- **AUFGABEN**:
[1] Gib alles vom Anfang der Datensätze bis hinunter zur Zeile mit „- bar-democrats-dont-know: [630, 585, 737, 719]“, beide Enden eingeschlossen, unverändert wieder.
[2] Führe den Text zur Cannabis-Legalisierung nach seinem letzten Satz weiter.

- **TEXTAUSZUG**:
+++++
Cannabis-Legalisierung:

Minister fühlt sich im Zeitplan

Wie heißt es im Volksmund: „Worte, denen keine Taten folgen, sind nichts wert!“
Was sind die Worte von SPD-Gesundheitsminister Karl Lauterbach wert? Er hat Ende Januar seinen Zeitplan für die Cannabis-Legalisierung in Deutschland bekräftigt. Sein Ministerium werde noch im ersten Quartal 2023 eine „sehr gute Lösung“ vorlegen, sagte er.

Dieser Zeitplan gilt für Lauterbach offenbar noch, obwohl die EU-Kommission in Brüssel völlig unbeeindruckt von seinem „Eckpunktepapier“ zur „kontrollierten Abgabe von Cannabis zu Genusszwecken an Erwachsene“ war. Die Kommission scheint laut Medienberichten seit Oktober 2022 die deutschen Pläne überhaupt nicht geprüft zu haben. Eine reine Absichtserklärung reiche nicht, heißt es aus Brüssel. Also arbeiten die Beamten im Gesundheitsministerium gleich am Entwurf.
+++++
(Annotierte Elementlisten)
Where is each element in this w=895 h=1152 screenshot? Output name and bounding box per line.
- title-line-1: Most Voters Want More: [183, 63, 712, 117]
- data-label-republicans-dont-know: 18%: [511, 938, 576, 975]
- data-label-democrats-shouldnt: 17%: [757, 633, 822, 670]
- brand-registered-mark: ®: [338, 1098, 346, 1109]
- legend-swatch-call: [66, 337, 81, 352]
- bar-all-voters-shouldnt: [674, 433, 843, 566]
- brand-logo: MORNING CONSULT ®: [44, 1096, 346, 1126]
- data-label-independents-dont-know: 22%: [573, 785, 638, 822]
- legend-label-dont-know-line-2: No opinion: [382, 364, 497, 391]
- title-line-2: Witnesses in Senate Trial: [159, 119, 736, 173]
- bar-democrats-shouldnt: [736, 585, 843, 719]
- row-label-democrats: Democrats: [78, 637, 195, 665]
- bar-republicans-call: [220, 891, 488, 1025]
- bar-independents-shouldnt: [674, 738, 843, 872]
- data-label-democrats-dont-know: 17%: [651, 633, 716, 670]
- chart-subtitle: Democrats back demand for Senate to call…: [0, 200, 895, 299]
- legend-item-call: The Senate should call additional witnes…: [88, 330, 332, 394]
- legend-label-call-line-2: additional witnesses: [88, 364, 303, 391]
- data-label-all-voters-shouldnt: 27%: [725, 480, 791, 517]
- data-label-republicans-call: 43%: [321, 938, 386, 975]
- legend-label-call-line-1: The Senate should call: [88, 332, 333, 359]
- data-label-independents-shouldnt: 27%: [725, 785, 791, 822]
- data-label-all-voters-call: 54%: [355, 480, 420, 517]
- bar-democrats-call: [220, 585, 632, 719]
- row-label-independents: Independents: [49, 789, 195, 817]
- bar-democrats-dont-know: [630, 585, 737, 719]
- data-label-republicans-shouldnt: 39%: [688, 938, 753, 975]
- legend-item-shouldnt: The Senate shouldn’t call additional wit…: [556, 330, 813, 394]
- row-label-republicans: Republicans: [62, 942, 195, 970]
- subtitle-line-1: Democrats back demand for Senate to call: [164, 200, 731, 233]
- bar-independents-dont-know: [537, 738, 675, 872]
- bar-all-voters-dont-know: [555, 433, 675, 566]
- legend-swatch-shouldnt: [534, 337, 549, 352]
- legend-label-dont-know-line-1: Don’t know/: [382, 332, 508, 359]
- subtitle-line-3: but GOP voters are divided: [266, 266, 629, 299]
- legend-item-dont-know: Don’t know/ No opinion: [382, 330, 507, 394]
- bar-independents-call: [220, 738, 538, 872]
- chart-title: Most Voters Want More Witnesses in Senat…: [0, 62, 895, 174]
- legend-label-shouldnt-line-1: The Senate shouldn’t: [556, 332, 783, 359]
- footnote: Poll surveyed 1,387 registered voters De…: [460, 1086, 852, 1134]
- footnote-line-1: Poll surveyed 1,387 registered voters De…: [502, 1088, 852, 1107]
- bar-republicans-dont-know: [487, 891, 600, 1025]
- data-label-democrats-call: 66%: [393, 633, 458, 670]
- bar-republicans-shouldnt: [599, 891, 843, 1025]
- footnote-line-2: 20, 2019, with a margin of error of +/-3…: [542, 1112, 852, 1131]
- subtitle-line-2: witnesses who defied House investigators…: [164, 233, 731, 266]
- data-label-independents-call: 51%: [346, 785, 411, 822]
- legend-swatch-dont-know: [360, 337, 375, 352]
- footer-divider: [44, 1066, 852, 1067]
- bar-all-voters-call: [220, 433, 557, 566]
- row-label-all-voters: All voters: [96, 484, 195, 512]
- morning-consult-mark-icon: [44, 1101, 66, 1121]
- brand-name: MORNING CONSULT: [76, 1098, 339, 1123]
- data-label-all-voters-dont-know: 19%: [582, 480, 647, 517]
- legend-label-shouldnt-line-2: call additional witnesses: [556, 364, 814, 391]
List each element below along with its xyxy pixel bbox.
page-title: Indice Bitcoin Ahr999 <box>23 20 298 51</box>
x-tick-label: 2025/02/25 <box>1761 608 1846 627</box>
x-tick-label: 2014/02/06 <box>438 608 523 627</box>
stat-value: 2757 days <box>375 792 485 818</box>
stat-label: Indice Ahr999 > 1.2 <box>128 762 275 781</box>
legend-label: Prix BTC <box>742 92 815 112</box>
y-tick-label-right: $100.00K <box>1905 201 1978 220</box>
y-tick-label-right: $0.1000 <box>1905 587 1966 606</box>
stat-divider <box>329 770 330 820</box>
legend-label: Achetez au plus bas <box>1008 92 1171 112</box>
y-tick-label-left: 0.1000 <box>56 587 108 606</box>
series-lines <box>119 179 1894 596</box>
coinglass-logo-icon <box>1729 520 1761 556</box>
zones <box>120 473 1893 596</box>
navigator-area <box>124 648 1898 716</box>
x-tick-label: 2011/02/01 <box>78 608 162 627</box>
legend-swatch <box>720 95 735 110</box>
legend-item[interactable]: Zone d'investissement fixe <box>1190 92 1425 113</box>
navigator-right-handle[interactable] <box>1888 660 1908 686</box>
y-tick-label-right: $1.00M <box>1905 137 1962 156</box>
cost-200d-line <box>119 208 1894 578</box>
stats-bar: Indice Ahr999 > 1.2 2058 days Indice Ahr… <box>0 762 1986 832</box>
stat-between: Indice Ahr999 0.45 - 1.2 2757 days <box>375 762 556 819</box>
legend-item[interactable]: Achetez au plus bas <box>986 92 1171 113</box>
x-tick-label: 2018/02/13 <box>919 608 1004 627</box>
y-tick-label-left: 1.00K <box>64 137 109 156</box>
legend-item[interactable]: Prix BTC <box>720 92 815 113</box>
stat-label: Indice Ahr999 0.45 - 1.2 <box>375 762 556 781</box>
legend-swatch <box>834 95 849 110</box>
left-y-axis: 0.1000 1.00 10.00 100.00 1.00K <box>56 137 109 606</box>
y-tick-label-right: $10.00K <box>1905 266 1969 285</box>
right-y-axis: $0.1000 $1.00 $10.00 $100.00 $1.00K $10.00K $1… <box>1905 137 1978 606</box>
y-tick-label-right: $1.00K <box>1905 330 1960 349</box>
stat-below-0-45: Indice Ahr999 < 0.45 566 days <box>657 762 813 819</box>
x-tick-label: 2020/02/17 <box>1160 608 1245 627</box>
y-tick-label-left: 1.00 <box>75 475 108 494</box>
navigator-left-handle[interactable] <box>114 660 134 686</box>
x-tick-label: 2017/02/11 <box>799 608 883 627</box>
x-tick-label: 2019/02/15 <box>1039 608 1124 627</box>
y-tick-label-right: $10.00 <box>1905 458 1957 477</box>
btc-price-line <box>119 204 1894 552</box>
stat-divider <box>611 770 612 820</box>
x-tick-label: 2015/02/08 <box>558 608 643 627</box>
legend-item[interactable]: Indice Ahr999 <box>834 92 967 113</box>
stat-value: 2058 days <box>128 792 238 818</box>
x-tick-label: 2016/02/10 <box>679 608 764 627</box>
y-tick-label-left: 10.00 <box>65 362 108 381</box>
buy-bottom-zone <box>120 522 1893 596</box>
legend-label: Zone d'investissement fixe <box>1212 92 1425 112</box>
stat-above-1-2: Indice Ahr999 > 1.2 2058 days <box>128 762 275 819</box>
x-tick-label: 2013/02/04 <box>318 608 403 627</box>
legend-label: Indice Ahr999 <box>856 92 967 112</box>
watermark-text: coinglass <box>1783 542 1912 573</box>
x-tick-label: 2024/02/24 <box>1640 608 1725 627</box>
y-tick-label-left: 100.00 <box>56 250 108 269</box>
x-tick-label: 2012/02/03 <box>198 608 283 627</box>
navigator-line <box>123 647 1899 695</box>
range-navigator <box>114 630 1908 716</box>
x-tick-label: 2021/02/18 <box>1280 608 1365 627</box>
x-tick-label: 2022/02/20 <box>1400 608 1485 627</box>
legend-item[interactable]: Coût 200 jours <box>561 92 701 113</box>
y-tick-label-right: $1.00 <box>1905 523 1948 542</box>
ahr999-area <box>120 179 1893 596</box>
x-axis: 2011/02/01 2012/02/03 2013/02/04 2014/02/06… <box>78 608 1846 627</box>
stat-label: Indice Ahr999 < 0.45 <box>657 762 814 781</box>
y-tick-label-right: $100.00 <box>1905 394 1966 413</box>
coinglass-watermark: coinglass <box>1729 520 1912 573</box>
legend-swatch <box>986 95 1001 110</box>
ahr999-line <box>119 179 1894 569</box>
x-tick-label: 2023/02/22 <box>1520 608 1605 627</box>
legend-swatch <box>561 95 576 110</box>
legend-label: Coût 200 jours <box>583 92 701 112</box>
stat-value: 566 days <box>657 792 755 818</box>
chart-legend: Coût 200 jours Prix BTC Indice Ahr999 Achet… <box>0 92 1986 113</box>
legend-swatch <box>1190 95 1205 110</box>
+++++
- **ERWARTETE ERGEBNISSE**:
[1]
Where is each element in this w=895 h=1152 screenshot? Output name and bounding box per line.
- title-line-1: Most Voters Want More: [183, 63, 712, 117]
- data-label-republicans-dont-know: 18%: [511, 938, 576, 975]
- data-label-democrats-shouldnt: 17%: [757, 633, 822, 670]
- brand-registered-mark: ®: [338, 1098, 346, 1109]
- legend-swatch-call: [66, 337, 81, 352]
- bar-all-voters-shouldnt: [674, 433, 843, 566]
- brand-logo: MORNING CONSULT ®: [44, 1096, 346, 1126]
- data-label-independents-dont-know: 22%: [573, 785, 638, 822]
- legend-label-dont-know-line-2: No opinion: [382, 364, 497, 391]
- title-line-2: Witnesses in Senate Trial: [159, 119, 736, 173]
- bar-democrats-shouldnt: [736, 585, 843, 719]
- row-label-democrats: Democrats: [78, 637, 195, 665]
- bar-republicans-call: [220, 891, 488, 1025]
- bar-independents-shouldnt: [674, 738, 843, 872]
- data-label-democrats-dont-know: 17%: [651, 633, 716, 670]
- chart-subtitle: Democrats back demand for Senate to call…: [0, 200, 895, 299]
- legend-item-call: The Senate should call additional witnes…: [88, 330, 332, 394]
- legend-label-call-line-2: additional witnesses: [88, 364, 303, 391]
- data-label-all-voters-shouldnt: 27%: [725, 480, 791, 517]
- data-label-republicans-call: 43%: [321, 938, 386, 975]
- legend-label-call-line-1: The Senate should call: [88, 332, 333, 359]
- data-label-independents-shouldnt: 27%: [725, 785, 791, 822]
- data-label-all-voters-call: 54%: [355, 480, 420, 517]
- bar-democrats-call: [220, 585, 632, 719]
- row-label-independents: Independents: [49, 789, 195, 817]
- bar-democrats-dont-know: [630, 585, 737, 719]

[2]
Zwischendurch soll das gemeinnützige Institut für interdisziplinäre Sucht- und Drogenforschung (ISD Hamburg) von den beteiligten Bundesministerien Ende 2022 den Auftrag erhalten haben, die geplante Legalisierung von Cannabis zu beleuchten. Das Gutachten soll parallel zum Gesetzesentwurf entstehen. Es soll geprüft werden, wie Cannabis und der Wirkstoff Tetrahydrocannabinol (THC) rechtlich nicht mehr als Betäubungsmittel eingestuft werden können. Der Erwerb und Besitz von bis zu 30 Gramm Cannabis sollen straffrei bleiben, privater Eigenanbau in begrenztem Umfang und der Verkauf an Erwachsene in lizenzierten Fachgeschäften erlaubt werden. Das Gesetz muss nach den Vorgaben von Lauterbach einer europa- und völkerrechtlichen Prüfung in Brüssel standhalten.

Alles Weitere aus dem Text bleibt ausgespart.